* **Task**: Copy out the records below word for word, from their first line down through the line containing "row-type[interactable]: Net [0, 237, 42, 253]".

======== Provided entries

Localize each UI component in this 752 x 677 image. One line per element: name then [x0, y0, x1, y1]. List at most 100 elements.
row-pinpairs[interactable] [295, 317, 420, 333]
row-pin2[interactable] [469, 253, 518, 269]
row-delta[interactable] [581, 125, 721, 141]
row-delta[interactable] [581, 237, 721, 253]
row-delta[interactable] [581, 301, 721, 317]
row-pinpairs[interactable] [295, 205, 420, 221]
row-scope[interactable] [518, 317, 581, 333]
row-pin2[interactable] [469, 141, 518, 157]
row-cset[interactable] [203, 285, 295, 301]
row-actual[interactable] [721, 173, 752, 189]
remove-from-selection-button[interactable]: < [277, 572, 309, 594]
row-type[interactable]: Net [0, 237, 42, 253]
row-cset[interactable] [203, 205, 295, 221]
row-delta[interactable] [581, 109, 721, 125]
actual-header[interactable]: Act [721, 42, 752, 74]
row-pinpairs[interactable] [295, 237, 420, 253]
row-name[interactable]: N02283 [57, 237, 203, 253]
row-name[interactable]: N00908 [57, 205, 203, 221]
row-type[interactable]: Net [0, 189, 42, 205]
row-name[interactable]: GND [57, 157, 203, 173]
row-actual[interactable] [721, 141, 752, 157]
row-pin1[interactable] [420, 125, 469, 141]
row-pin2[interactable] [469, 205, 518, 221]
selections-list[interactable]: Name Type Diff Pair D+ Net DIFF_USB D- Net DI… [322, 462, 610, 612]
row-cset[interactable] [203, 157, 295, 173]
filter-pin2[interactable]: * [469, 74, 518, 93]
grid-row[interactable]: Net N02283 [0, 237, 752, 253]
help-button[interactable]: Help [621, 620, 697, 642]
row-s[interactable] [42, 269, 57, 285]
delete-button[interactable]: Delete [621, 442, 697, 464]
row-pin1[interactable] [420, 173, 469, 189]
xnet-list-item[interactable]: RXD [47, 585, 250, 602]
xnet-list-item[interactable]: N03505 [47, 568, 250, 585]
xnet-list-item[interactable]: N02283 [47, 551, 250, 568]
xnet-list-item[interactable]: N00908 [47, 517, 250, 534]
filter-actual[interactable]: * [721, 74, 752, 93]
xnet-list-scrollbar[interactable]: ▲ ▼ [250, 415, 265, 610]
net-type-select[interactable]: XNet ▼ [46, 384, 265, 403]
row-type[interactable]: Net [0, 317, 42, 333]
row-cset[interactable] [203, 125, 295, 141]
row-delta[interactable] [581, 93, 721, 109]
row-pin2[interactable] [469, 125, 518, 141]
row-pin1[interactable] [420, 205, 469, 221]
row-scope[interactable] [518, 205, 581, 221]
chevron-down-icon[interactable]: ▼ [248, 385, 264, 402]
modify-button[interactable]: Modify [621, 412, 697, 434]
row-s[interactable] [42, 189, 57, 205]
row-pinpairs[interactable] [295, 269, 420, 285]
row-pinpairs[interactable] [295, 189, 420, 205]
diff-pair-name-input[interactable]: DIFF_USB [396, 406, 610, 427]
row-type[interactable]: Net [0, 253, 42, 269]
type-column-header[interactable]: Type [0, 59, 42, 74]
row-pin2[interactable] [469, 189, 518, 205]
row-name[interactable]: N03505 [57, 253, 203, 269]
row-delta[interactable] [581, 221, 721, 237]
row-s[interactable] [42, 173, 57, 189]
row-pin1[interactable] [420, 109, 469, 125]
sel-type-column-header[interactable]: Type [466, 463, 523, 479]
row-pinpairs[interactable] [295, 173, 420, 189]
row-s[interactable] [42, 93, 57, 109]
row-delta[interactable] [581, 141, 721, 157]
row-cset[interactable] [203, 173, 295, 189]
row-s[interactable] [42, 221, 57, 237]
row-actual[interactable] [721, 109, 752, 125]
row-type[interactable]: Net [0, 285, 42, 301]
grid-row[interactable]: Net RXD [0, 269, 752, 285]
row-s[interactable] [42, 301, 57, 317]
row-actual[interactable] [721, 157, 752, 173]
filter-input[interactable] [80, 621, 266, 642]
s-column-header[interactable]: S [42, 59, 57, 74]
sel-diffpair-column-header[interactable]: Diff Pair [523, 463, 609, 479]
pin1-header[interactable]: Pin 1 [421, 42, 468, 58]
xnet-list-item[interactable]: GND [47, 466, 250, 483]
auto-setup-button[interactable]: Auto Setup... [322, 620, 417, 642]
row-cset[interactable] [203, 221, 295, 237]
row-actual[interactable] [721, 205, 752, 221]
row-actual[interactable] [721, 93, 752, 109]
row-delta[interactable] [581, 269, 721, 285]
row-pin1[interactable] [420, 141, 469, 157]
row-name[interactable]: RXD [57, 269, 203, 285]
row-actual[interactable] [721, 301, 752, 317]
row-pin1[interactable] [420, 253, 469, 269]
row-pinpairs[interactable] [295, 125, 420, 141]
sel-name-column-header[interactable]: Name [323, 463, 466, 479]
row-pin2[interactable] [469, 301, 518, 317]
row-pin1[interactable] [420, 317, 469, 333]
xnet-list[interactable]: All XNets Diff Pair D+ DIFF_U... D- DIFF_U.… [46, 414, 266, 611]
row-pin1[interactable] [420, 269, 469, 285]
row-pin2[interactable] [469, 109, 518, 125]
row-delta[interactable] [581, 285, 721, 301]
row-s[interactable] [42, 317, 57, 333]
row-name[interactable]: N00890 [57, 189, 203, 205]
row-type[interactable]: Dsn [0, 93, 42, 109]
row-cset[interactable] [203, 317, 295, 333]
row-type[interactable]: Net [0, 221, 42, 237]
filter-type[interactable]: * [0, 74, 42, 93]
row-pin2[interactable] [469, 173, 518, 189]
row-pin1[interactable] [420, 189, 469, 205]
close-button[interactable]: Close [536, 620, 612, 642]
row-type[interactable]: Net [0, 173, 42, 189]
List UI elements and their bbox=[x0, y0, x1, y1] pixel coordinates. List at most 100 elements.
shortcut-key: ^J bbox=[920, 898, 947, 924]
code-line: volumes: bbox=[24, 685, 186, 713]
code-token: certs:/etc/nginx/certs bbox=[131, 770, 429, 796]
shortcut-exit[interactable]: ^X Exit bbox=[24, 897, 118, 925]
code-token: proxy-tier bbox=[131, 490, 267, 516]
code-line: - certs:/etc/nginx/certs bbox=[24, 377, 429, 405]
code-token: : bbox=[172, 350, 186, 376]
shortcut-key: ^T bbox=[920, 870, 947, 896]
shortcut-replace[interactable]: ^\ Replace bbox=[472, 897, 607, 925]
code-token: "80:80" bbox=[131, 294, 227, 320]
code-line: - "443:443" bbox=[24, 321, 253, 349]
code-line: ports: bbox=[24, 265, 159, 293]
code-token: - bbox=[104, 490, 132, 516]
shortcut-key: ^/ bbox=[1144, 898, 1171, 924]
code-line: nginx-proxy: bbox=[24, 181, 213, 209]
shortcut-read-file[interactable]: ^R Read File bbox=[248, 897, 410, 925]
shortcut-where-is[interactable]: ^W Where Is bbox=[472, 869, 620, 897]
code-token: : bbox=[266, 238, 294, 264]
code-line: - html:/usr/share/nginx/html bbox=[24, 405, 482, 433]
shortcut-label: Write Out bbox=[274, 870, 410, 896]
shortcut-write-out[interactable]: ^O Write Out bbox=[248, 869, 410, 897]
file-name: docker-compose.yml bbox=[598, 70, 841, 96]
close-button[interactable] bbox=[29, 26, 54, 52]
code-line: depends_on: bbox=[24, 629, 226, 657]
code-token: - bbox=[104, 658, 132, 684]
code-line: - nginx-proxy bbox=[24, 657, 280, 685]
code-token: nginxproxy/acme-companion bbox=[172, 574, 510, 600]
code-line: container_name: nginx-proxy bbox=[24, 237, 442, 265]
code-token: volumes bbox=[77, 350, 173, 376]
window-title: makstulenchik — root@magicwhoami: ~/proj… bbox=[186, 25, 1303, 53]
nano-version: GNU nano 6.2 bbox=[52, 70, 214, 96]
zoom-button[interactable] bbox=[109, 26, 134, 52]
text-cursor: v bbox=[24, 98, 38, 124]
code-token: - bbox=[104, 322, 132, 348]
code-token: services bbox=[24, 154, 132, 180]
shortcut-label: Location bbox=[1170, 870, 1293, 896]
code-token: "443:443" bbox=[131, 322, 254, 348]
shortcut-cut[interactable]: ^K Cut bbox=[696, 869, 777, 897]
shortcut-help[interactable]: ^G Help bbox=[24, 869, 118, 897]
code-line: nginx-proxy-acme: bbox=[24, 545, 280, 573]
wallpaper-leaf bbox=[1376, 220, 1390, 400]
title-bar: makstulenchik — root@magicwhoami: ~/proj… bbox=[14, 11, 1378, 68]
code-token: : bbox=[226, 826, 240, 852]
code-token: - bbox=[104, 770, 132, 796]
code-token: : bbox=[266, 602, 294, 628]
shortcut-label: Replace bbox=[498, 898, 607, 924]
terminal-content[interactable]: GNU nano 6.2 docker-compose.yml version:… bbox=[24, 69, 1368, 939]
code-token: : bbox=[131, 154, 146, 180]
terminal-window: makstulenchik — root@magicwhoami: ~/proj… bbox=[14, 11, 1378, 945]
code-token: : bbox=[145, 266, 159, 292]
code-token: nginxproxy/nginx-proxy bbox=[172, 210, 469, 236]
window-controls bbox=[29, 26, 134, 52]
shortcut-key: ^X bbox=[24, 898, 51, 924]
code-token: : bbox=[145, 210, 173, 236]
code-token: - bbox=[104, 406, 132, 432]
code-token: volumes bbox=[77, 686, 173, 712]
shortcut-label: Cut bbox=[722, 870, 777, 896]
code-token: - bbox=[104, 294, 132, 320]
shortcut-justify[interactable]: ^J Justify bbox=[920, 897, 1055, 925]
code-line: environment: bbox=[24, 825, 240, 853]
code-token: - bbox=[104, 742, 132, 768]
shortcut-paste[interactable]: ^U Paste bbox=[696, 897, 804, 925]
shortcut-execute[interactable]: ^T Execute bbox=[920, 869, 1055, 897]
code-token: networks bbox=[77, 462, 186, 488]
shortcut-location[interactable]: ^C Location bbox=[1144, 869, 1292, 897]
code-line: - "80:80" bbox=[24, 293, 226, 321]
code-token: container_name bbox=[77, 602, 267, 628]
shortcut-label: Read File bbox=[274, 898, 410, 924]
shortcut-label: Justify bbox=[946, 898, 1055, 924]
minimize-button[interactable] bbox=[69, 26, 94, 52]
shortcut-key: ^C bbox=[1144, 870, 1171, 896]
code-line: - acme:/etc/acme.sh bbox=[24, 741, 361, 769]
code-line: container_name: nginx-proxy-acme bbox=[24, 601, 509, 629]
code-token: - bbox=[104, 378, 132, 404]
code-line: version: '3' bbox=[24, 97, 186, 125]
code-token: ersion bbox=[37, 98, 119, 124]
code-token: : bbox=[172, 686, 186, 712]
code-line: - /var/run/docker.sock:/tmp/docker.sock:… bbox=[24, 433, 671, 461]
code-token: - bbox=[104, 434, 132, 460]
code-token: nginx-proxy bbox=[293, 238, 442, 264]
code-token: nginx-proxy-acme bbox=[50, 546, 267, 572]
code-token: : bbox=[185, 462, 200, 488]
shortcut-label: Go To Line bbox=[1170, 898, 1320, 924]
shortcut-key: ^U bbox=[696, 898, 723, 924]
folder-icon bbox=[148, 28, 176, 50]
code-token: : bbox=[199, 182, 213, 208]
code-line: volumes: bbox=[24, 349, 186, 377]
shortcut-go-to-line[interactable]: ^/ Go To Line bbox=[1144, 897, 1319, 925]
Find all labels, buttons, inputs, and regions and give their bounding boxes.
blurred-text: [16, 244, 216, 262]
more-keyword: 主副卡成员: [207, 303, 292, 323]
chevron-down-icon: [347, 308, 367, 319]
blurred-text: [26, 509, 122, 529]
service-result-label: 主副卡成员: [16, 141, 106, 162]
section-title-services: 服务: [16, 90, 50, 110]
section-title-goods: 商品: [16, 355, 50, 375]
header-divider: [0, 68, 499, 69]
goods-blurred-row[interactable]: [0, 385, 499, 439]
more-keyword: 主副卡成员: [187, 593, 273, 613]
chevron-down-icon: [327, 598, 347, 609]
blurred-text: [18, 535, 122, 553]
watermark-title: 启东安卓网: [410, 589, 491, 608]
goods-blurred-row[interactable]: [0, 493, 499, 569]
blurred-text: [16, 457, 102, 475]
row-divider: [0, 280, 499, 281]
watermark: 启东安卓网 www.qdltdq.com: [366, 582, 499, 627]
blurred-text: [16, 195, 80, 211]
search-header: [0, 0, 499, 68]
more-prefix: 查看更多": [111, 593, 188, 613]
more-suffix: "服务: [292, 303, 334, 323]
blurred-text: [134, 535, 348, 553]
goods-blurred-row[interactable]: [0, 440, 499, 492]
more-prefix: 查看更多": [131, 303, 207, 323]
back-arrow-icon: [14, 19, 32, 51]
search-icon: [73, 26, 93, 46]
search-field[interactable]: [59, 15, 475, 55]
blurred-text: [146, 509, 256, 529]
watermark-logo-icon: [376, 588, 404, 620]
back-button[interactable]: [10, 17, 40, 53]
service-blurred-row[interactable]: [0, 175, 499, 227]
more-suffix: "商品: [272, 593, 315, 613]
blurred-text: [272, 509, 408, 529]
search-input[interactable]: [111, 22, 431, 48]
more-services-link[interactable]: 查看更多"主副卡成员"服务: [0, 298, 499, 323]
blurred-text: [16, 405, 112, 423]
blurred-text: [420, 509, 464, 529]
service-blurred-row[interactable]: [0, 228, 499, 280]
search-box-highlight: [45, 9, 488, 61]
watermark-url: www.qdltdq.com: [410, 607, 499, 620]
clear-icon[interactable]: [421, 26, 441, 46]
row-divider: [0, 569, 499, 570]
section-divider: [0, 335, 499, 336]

================

* **Expected answer**:
Localize each UI component in this 752 x 677 image. One line per element: name then [x0, y0, x1, y1]. List at most 100 elements.
row-pinpairs[interactable] [295, 317, 420, 333]
row-pin2[interactable] [469, 253, 518, 269]
row-delta[interactable] [581, 125, 721, 141]
row-delta[interactable] [581, 237, 721, 253]
row-delta[interactable] [581, 301, 721, 317]
row-pinpairs[interactable] [295, 205, 420, 221]
row-scope[interactable] [518, 317, 581, 333]
row-pin2[interactable] [469, 141, 518, 157]
row-cset[interactable] [203, 285, 295, 301]
row-actual[interactable] [721, 173, 752, 189]
remove-from-selection-button[interactable]: < [277, 572, 309, 594]
row-type[interactable]: Net [0, 237, 42, 253]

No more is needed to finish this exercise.